PROBLEM TO SOLVE → Starting with the line containing "lowest-answer-line[interactable]: [139, 343, 179, 344]" and going on through the line containing "table-row: [130, 375, 357, 392]", substitute "data-row" for "table-row" in the records below and leave everything else unchanged. Give back only those lines.

[Region and label listings]
start

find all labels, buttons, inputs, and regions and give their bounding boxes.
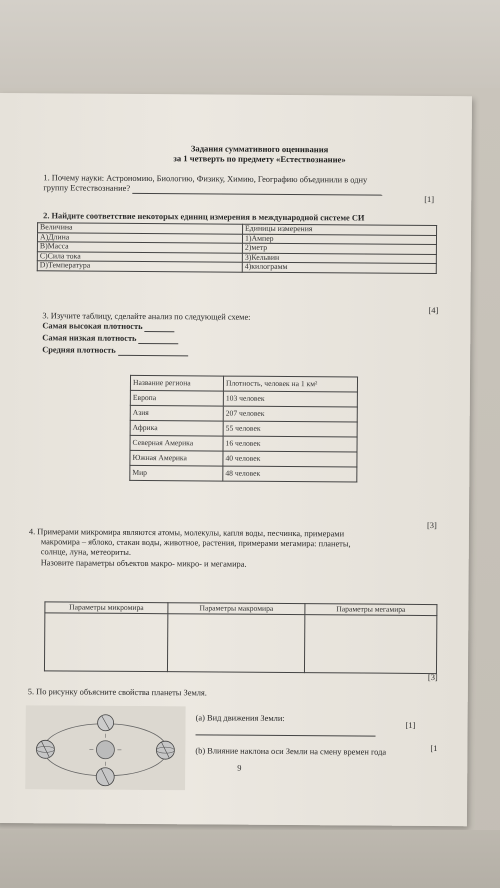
lowest-answer-line[interactable]: [139, 343, 179, 344]
table-cell: В)Масса: [37, 242, 242, 253]
q1-score: [1]: [424, 194, 435, 205]
table-header: Плотность, человек на 1 км²: [223, 376, 357, 392]
average-answer-line[interactable]: [118, 355, 188, 356]
table-cell: 2)метр: [242, 243, 436, 254]
table-header: Величина: [38, 223, 243, 234]
table-row: [130, 435, 357, 452]
table-row: [130, 450, 357, 467]
q5-prompt: 5. По рисунку объясните свойства планеты Земля.: [27, 687, 207, 698]
earth-orbit-illustration: [25, 705, 186, 790]
table-cell: Азия: [130, 405, 223, 421]
table-header: Параметры микромира: [45, 602, 168, 614]
q4-line1: 4. Примерами микромира являются атомы, молекулы, капля воды, песчинка, примерами: [28, 527, 345, 539]
table-cell: Южная Америка: [130, 450, 223, 466]
table-header: Название региона: [130, 375, 223, 391]
table-cell: 40 человек: [223, 451, 357, 467]
table-header: Параметры мегамира: [305, 604, 437, 616]
table-row: [130, 465, 357, 482]
q4-line4: Назовите параметры объектов макро- микро- и мегамира.: [40, 558, 247, 569]
q2-prompt: 2. Найдите соответствие некоторых единиц измерения в международной системе СИ: [43, 211, 365, 223]
density-table: [129, 375, 358, 483]
table-cell: 16 человек: [223, 436, 357, 452]
table-row: [130, 420, 357, 437]
table-row: [130, 405, 357, 422]
table-cell: Африка: [130, 420, 223, 436]
q4-line2: макромира – яблоко, стакан воды, животное, растения, примерами мегамира: планеты,: [40, 537, 351, 549]
sun-icon: [96, 741, 114, 759]
micro-answer-cell[interactable]: [44, 613, 167, 672]
q4-line3: солнце, луна, метеориты.: [40, 547, 132, 557]
q3-average: Средняя плотность: [42, 345, 188, 356]
q5a-prompt: (а) Вид движения Земли:: [195, 713, 285, 724]
earth-globe-icon: [36, 740, 54, 758]
q3-highest: Самая высокая плотность: [42, 321, 174, 332]
table-row: [130, 375, 357, 392]
table-cell: 103 человек: [223, 391, 357, 407]
table-cell: Северная Америка: [130, 435, 223, 451]
table-cell: 4)килограмм: [242, 262, 436, 273]
table-header: Единицы измерения: [243, 224, 437, 235]
earth-globe-icon: [96, 768, 114, 786]
worlds-table: [44, 601, 437, 674]
table-cell: D)Температура: [37, 261, 242, 272]
table-row: [130, 390, 357, 407]
macro-answer-cell[interactable]: [167, 614, 304, 673]
q3-lowest: Самая низкая плотность: [42, 333, 178, 344]
page-number: 9: [237, 763, 242, 773]
q5b-score: [1: [430, 744, 438, 754]
table-row: [44, 613, 436, 674]
table-cell: Мир: [130, 465, 223, 481]
page-title: Задания суммативного оценивания за 1 четверть по предмету «Естествознание»: [173, 143, 346, 165]
q5a-score: [1]: [405, 720, 416, 730]
highest-answer-line[interactable]: [145, 331, 175, 332]
q2-score: [4]: [428, 305, 439, 316]
q5a-answer-line[interactable]: [196, 734, 376, 736]
q1-line2: группу Естествознание?: [43, 183, 382, 195]
table-header: Параметры макромира: [168, 603, 305, 615]
table-cell: 207 человек: [223, 406, 357, 422]
q4-score: [3]: [427, 673, 438, 683]
units-table: [37, 222, 437, 273]
table-cell: 1)Ампер: [242, 234, 436, 245]
q3-prompt: 3. Изучите таблицу, сделайте анализ по следующей схеме:: [42, 311, 251, 322]
table-cell: 55 человек: [223, 421, 357, 437]
q3-score: [3]: [426, 520, 437, 531]
table-cell: А)Длина: [37, 232, 242, 243]
q1-line1: 1. Почему науки: Астрономию, Биологию, Физику, Химию, Географию объединили в одну: [43, 173, 368, 185]
mega-answer-cell[interactable]: [304, 615, 436, 674]
earth-globe-icon: [156, 741, 174, 759]
table-row: [37, 261, 436, 273]
table-cell: 3)Кельвин: [242, 253, 436, 264]
table-cell: Европа: [130, 390, 223, 406]
earth-globe-icon: [98, 715, 114, 731]
background-top: [0, 0, 500, 88]
worksheet-page: [0, 93, 472, 826]
q5b-prompt: (b) Влияние наклона оси Земли на смену времен года: [195, 746, 387, 757]
q1-answer-line[interactable]: [132, 193, 382, 196]
background-bottom: [0, 830, 500, 888]
table-cell: С)Сила тока: [37, 251, 242, 262]
table-cell: 48 человек: [223, 466, 357, 482]
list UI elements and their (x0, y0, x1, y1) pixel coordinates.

end

EXERCISE OUTPUT →
lowest-answer-line[interactable]: [139, 343, 179, 344]
table-cell: В)Масса: [37, 242, 242, 253]
q1-score: [1]: [424, 194, 435, 205]
table-header: Плотность, человек на 1 км²: [223, 376, 357, 392]
average-answer-line[interactable]: [118, 355, 188, 356]
table-cell: 2)метр: [242, 243, 436, 254]
table-header: Величина: [38, 223, 243, 234]
data-row: [130, 435, 357, 452]
data-row: [130, 450, 357, 467]
q5-prompt: 5. По рисунку объясните свойства планеты Земля.: [27, 687, 207, 698]
earth-orbit-illustration: [25, 705, 186, 790]
table-cell: Азия: [130, 405, 223, 421]
table-header: Параметры микромира: [45, 602, 168, 614]
q4-line1: 4. Примерами микромира являются атомы, молекулы, капля воды, песчинка, примерами: [28, 527, 345, 539]
table-cell: Южная Америка: [130, 450, 223, 466]
table-header: Название региона: [130, 375, 223, 391]
table-cell: 40 человек: [223, 451, 357, 467]
table-header: Параметры мегамира: [305, 604, 437, 616]
data-row: [130, 465, 357, 482]
q4-line4: Назовите параметры объектов макро- микро- и мегамира.: [40, 558, 247, 569]
q2-prompt: 2. Найдите соответствие некоторых единиц измерения в международной системе СИ: [43, 211, 365, 223]
density-table: [129, 375, 358, 483]
table-cell: 16 человек: [223, 436, 357, 452]
data-row: [130, 420, 357, 437]
data-row: [130, 405, 357, 422]
table-cell: Африка: [130, 420, 223, 436]
q4-line2: макромира – яблоко, стакан воды, животное, растения, примерами мегамира: планеты,: [40, 537, 351, 549]
sun-icon: [96, 741, 114, 759]
micro-answer-cell[interactable]: [44, 613, 167, 672]
q4-line3: солнце, луна, метеориты.: [40, 547, 132, 557]
q3-average: Средняя плотность: [42, 345, 188, 356]
q5a-prompt: (а) Вид движения Земли:: [195, 713, 285, 724]
earth-globe-icon: [36, 740, 54, 758]
q3-highest: Самая высокая плотность: [42, 321, 174, 332]
data-row: [130, 375, 357, 392]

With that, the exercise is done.